EXERCISE TASK: In the announcement for the polymer clay sanding and buffing ebook, set down word for word the stretch from "I am frequently" through "day and night!".

Sanding and Buffing Polymer Clay eBook

Learn how to get a flawless finish with the Sanding and Buffing Polymer Clay eBook from The Blue Bottle Tree.*Cue the trumpets, hear the announcer’s voice*

Intro-ducing the all new Sanding and Buffing Polymer Clay eBook!!!! You can buy it here:

Buy the Sanding and Buffing Book

Weighing in at over 120 pages and containing 173 photos, this beautifully formatted eBook includes new navigation features, a Table of Contents, a Resources section, and three tutorials to help you learn to sand and buff with unsurpassed beauty. 

That was the stuff you needed to know about the new book. And now, instead of the usual promo article of “Hey, I wrote a book and it’s for sale”, I thought I’d give you a bit of a different perspective. Here’s the background on what this book is and how it came to be.

A Sanding and Buffing Polymer Clay Tutorial

I am frequently asked to write a sanding and buffing tutorial. Last summer I decided to do it. I thought it would be easy and take a couple of weeks. Easy, right? Yeah. That’s what I thought. That was seven months ago. It turns out there’s a lot to sanding and buffing. There’s sandpaper, sanding blocks, and polishing papers. There’s tumbling and tumbling grits. There’s buffing. (But what kind of buffing wheel?) There’s abrasives, polish, sealers and tapes. It just goes on and on, deeper and deeper – a bit like Alice going down the rabbit hole.

I bought grits, samples, products, and machines. I tried them out on Premo, Kato, Fimo Professional, and Sculpey III. My family got awfully tired of wet piles of sandpaper and trays of drying grit. And let’s not mention the noise of my little tumbler running day and night!

My initial idea of a simple little sanding and buffing tutorial took on a life of its own and morphed into a full-fledged book with 130 pages. I did write that sanding and buffing tutorial, by the way. Two of them, which are included on pages 85 and 93 of the book. There’s also a neat mica shift tutorial that will show you how I make designs with deep magical shimmering illusions. But there’s a lot more, too. Really, I tried to explore everything I could think of in connection with sanding and buffing polymer clay. In fact, here are the main topics covered:

  • Introduction to Sanding and Buffing
  • Preparing Your Work
  • Sanding
  • Tumbling
  • Buffing
  • Sealing and Varnishing
  • A Good Finish Without Sanding
  • Troubleshooting
  • Basic Sanding Tutorial
  • Luxurious Sanding Tutorial
  • Mica Shift Tutorial
  • Resources

The Aftermath

My studio is a wreck. Every surface is piled high. I have to clean all the mess and find a place to put all the samples, products, sanding machines, buffing wheels, and grit. Anyone want two large bags of animal bedding?  (That’s covered on page 56.) The worst part was all the dust I created by testing the buffing. Although I wore a mask, my entire studio needs a deep cleaning.

RAW DATA:

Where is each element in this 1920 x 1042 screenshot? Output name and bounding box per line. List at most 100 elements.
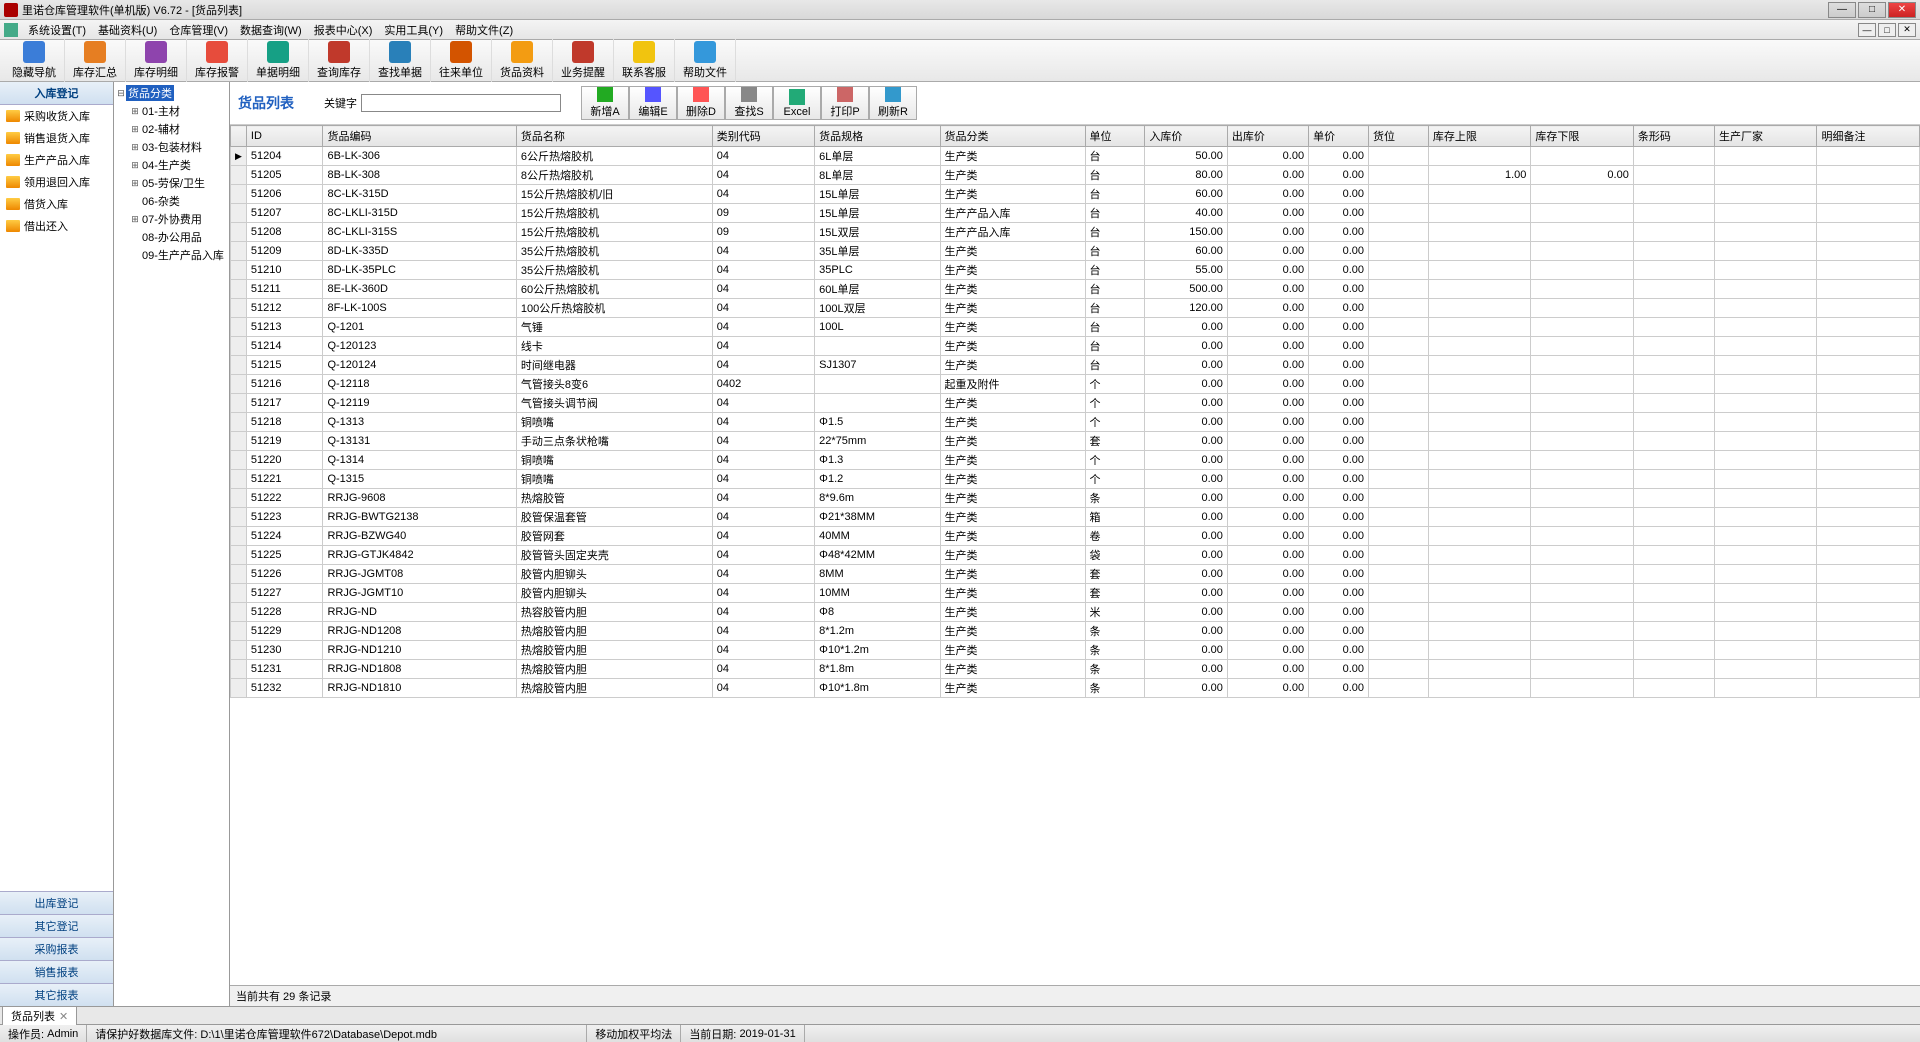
table-row[interactable]: 51231RRJG-ND1808热熔胶管内胆048*1.8m生产类条0.000.… — [231, 660, 1920, 679]
toolbar-查找单据[interactable]: 查找单据 — [370, 39, 431, 82]
action-打印P[interactable]: 打印P — [821, 86, 869, 120]
sidebar-item-领用退回入库[interactable]: 领用退回入库 — [0, 171, 113, 193]
table-row[interactable]: 51218Q-1313铜喷嘴04Φ1.5生产类个0.000.000.00 — [231, 413, 1920, 432]
table-row[interactable]: 51219Q-13131手动三点条状枪嘴0422*75mm生产类套0.000.0… — [231, 432, 1920, 451]
action-查找S[interactable]: 查找S — [725, 86, 773, 120]
col-单位[interactable]: 单位 — [1085, 126, 1145, 147]
table-row[interactable]: 512118E-LK-360D60公斤热熔胶机0460L单层生产类台500.00… — [231, 280, 1920, 299]
toolbar-库存报警[interactable]: 库存报警 — [187, 39, 248, 82]
table-row[interactable]: 51221Q-1315铜喷嘴04Φ1.2生产类个0.000.000.00 — [231, 470, 1920, 489]
toolbar-查询库存[interactable]: 查询库存 — [309, 39, 370, 82]
toolbar-联系客服[interactable]: 联系客服 — [614, 39, 675, 82]
toolbar-业务提醒[interactable]: 业务提醒 — [553, 39, 614, 82]
menu-3[interactable]: 数据查询(W) — [234, 23, 308, 39]
toolbar-库存汇总[interactable]: 库存汇总 — [65, 39, 126, 82]
table-row[interactable]: 51228RRJG-ND热容胶管内胆04Φ8生产类米0.000.000.00 — [231, 603, 1920, 622]
tab-product-list[interactable]: 货品列表✕ — [2, 1006, 77, 1025]
sidebar-item-借货入库[interactable]: 借货入库 — [0, 193, 113, 215]
table-row[interactable]: 512128F-LK-100S100公斤热熔胶机04100L双层生产类台120.… — [231, 299, 1920, 318]
mdi-close[interactable]: ✕ — [1898, 23, 1916, 37]
table-row[interactable]: 512098D-LK-335D35公斤热熔胶机0435L单层生产类台60.000… — [231, 242, 1920, 261]
col-ID[interactable]: ID — [246, 126, 323, 147]
toolbar-库存明细[interactable]: 库存明细 — [126, 39, 187, 82]
col-库存上限[interactable]: 库存上限 — [1428, 126, 1530, 147]
tree-node-05-劳保/卫生[interactable]: ⊞05-劳保/卫生 — [116, 174, 227, 192]
col-货品名称[interactable]: 货品名称 — [516, 126, 712, 147]
sidebar-item-借出还入[interactable]: 借出还入 — [0, 215, 113, 237]
table-row[interactable]: 512088C-LKLI-315S15公斤热熔胶机0915L双层生产产品入库台1… — [231, 223, 1920, 242]
col-库存下限[interactable]: 库存下限 — [1531, 126, 1633, 147]
sidebar-item-生产产品入库[interactable]: 生产产品入库 — [0, 149, 113, 171]
tree-node-08-办公用品[interactable]: 08-办公用品 — [116, 228, 227, 246]
menu-6[interactable]: 帮助文件(Z) — [449, 23, 519, 39]
action-编辑E[interactable]: 编辑E — [629, 86, 677, 120]
table-row[interactable]: 51222RRJG-9608热熔胶管048*9.6m生产类条0.000.000.… — [231, 489, 1920, 508]
tree-node-09-生产产品入库[interactable]: 09-生产产品入库 — [116, 246, 227, 264]
table-row[interactable]: 51217Q-12119气管接头调节阀04生产类个0.000.000.00 — [231, 394, 1920, 413]
toolbar-货品资料[interactable]: 货品资料 — [492, 39, 553, 82]
tree-node-04-生产类[interactable]: ⊞04-生产类 — [116, 156, 227, 174]
table-row[interactable]: 512058B-LK-3088公斤热熔胶机048L单层生产类台80.000.00… — [231, 166, 1920, 185]
table-row[interactable]: 51216Q-12118气管接头8变60402起重及附件个0.000.000.0… — [231, 375, 1920, 394]
close-button[interactable]: ✕ — [1888, 2, 1916, 18]
maximize-button[interactable]: □ — [1858, 2, 1886, 18]
menu-5[interactable]: 实用工具(Y) — [378, 23, 449, 39]
table-row[interactable]: 51229RRJG-ND1208热熔胶管内胆048*1.2m生产类条0.000.… — [231, 622, 1920, 641]
col-明细备注[interactable]: 明细备注 — [1817, 126, 1920, 147]
toolbar-隐藏导航[interactable]: 隐藏导航 — [4, 39, 65, 82]
col-条形码[interactable]: 条形码 — [1633, 126, 1714, 147]
close-tab-icon[interactable]: ✕ — [59, 1011, 68, 1023]
menu-0[interactable]: 系统设置(T) — [22, 23, 92, 39]
table-row[interactable]: 51232RRJG-ND1810热熔胶管内胆04Φ10*1.8m生产类条0.00… — [231, 679, 1920, 698]
action-刷新R[interactable]: 刷新R — [869, 86, 917, 120]
product-grid[interactable]: ID货品编码货品名称类别代码货品规格货品分类单位入库价出库价单价货位库存上限库存… — [230, 125, 1920, 698]
toolbar-单据明细[interactable]: 单据明细 — [248, 39, 309, 82]
table-row[interactable]: 51215Q-120124时间继电器04SJ1307生产类台0.000.000.… — [231, 356, 1920, 375]
action-Excel[interactable]: Excel — [773, 86, 821, 120]
table-row[interactable]: 51224RRJG-BZWG40胶管网套0440MM生产类卷0.000.000.… — [231, 527, 1920, 546]
mdi-minimize[interactable]: — — [1858, 23, 1876, 37]
table-row[interactable]: 51230RRJG-ND1210热熔胶管内胆04Φ10*1.2m生产类条0.00… — [231, 641, 1920, 660]
mdi-restore[interactable]: □ — [1878, 23, 1896, 37]
minimize-button[interactable]: — — [1828, 2, 1856, 18]
sidebar-section-其它登记[interactable]: 其它登记 — [0, 914, 113, 937]
search-input[interactable] — [361, 94, 561, 112]
col-货品规格[interactable]: 货品规格 — [815, 126, 940, 147]
table-row[interactable]: 51225RRJG-GTJK4842胶管管头固定夹壳04Φ48*42MM生产类袋… — [231, 546, 1920, 565]
sidebar-item-销售退货入库[interactable]: 销售退货入库 — [0, 127, 113, 149]
table-row[interactable]: 51226RRJG-JGMT08胶管内胆铆头048MM生产类套0.000.000… — [231, 565, 1920, 584]
col-货品编码[interactable]: 货品编码 — [323, 126, 516, 147]
tree-node-03-包装材料[interactable]: ⊞03-包装材料 — [116, 138, 227, 156]
menu-1[interactable]: 基础资料(U) — [92, 23, 163, 39]
table-row[interactable]: 512108D-LK-35PLC35公斤热熔胶机0435PLC生产类台55.00… — [231, 261, 1920, 280]
col-货品分类[interactable]: 货品分类 — [940, 126, 1085, 147]
action-新增A[interactable]: 新增A — [581, 86, 629, 120]
toolbar-帮助文件[interactable]: 帮助文件 — [675, 39, 736, 82]
table-row[interactable]: 512068C-LK-315D15公斤热熔胶机/旧0415L单层生产类台60.0… — [231, 185, 1920, 204]
sidebar-item-采购收货入库[interactable]: 采购收货入库 — [0, 105, 113, 127]
col-货位[interactable]: 货位 — [1369, 126, 1429, 147]
col-出库价[interactable]: 出库价 — [1227, 126, 1308, 147]
tree-node-06-杂类[interactable]: 06-杂类 — [116, 192, 227, 210]
table-row[interactable]: 51227RRJG-JGMT10胶管内胆铆头0410MM生产类套0.000.00… — [231, 584, 1920, 603]
table-row[interactable]: 51213Q-1201气锤04100L生产类台0.000.000.00 — [231, 318, 1920, 337]
action-删除D[interactable]: 删除D — [677, 86, 725, 120]
table-row[interactable]: ▶ 512046B-LK-3066公斤热熔胶机046L单层生产类台50.000.… — [231, 147, 1920, 166]
table-row[interactable]: 512078C-LKLI-315D15公斤热熔胶机0915L单层生产产品入库台4… — [231, 204, 1920, 223]
col-类别代码[interactable]: 类别代码 — [712, 126, 814, 147]
menu-4[interactable]: 报表中心(X) — [308, 23, 379, 39]
col-单价[interactable]: 单价 — [1309, 126, 1369, 147]
col-入库价[interactable]: 入库价 — [1145, 126, 1227, 147]
tree-root[interactable]: ⊟货品分类 — [116, 84, 227, 102]
sidebar-header[interactable]: 入库登记 — [0, 82, 113, 105]
toolbar-往来单位[interactable]: 往来单位 — [431, 39, 492, 82]
tree-node-01-主材[interactable]: ⊞01-主材 — [116, 102, 227, 120]
col-生产厂家[interactable]: 生产厂家 — [1715, 126, 1817, 147]
sidebar-section-出库登记[interactable]: 出库登记 — [0, 891, 113, 914]
tree-node-02-辅材[interactable]: ⊞02-辅材 — [116, 120, 227, 138]
sidebar-section-采购报表[interactable]: 采购报表 — [0, 937, 113, 960]
table-row[interactable]: 51220Q-1314铜喷嘴04Φ1.3生产类个0.000.000.00 — [231, 451, 1920, 470]
sidebar-section-其它报表[interactable]: 其它报表 — [0, 983, 113, 1006]
menu-2[interactable]: 仓库管理(V) — [163, 23, 234, 39]
table-row[interactable]: 51223RRJG-BWTG2138胶管保温套管04Φ21*38MM生产类箱0.… — [231, 508, 1920, 527]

RESULT OF THIS EXERCISE:
I am frequently asked to write a sanding and buffing tutorial. Last summer I decided to do it. I thought it would be easy and take a couple of weeks. Easy, right? Yeah. That’s what I thought. That was seven months ago. It turns out there’s a lot to sanding and buffing. There’s sandpaper, sanding blocks, and polishing papers. There’s tumbling and tumbling grits. There’s buffing. (But what kind of buffing wheel?) There’s abrasives, polish, sealers and tapes. It just goes on and on, deeper and deeper – a bit like Alice going down the rabbit hole.

I bought grits, samples, products, and machines. I tried them out on Premo, Kato, Fimo Professional, and Sculpey III. My family got awfully tired of wet piles of sandpaper and trays of drying grit. And let’s not mention the noise of my little tumbler running day and night!